Task details:
Find how many lines contain the word "Country" and state that number alone.

-- start Raw data --

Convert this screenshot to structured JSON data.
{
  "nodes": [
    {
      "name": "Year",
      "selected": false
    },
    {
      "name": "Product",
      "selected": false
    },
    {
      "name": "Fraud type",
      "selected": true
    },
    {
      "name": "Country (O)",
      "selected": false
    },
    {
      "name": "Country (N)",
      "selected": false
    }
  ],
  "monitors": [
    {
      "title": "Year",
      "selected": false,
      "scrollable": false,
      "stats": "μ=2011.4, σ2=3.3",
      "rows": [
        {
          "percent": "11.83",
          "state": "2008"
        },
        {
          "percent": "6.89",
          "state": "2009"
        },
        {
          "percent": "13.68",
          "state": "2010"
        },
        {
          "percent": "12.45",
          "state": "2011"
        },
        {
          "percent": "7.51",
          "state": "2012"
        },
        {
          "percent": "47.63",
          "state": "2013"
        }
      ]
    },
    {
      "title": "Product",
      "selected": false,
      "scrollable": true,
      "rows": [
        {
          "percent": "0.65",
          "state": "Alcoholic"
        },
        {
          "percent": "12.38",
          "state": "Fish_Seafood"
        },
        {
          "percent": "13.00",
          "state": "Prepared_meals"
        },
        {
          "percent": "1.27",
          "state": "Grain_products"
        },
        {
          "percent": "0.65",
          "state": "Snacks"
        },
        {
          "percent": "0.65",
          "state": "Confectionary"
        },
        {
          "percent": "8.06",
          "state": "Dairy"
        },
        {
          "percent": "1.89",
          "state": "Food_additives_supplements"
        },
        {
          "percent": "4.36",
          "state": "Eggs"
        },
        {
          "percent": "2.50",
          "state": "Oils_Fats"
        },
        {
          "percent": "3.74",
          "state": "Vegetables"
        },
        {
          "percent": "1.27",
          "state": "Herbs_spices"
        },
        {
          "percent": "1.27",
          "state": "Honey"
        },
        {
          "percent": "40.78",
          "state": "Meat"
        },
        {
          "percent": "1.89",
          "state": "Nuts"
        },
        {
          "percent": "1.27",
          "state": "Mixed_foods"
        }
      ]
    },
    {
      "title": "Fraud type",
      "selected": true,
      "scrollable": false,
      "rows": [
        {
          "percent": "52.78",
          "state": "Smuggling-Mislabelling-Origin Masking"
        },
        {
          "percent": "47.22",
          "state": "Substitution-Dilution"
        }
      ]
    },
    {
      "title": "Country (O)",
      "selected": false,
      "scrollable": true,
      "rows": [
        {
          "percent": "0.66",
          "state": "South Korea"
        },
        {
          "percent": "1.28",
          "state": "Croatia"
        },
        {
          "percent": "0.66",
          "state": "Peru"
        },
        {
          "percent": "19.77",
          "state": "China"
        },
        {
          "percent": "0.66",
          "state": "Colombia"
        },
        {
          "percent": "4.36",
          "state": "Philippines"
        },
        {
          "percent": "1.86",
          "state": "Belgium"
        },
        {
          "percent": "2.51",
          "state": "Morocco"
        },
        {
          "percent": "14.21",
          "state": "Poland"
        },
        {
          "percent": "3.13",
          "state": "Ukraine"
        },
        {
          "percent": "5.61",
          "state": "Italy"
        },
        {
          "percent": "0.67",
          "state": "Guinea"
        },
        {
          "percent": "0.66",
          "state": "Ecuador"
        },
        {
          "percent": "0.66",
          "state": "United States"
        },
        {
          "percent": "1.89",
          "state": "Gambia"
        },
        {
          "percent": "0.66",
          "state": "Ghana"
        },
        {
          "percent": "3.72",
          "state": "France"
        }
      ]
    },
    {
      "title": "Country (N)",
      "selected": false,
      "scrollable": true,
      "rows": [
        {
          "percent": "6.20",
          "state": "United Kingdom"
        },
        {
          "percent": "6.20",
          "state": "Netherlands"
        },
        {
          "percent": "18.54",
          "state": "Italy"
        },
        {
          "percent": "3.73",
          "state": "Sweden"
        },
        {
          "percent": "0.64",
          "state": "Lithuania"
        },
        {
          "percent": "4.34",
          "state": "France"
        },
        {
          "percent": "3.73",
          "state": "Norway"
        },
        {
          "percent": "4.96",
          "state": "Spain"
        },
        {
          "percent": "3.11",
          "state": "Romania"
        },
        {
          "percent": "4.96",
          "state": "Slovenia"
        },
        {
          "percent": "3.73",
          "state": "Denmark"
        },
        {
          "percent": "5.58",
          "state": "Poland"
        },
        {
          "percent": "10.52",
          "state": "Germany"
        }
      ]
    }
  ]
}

-- end Raw data --

Expected answer:
4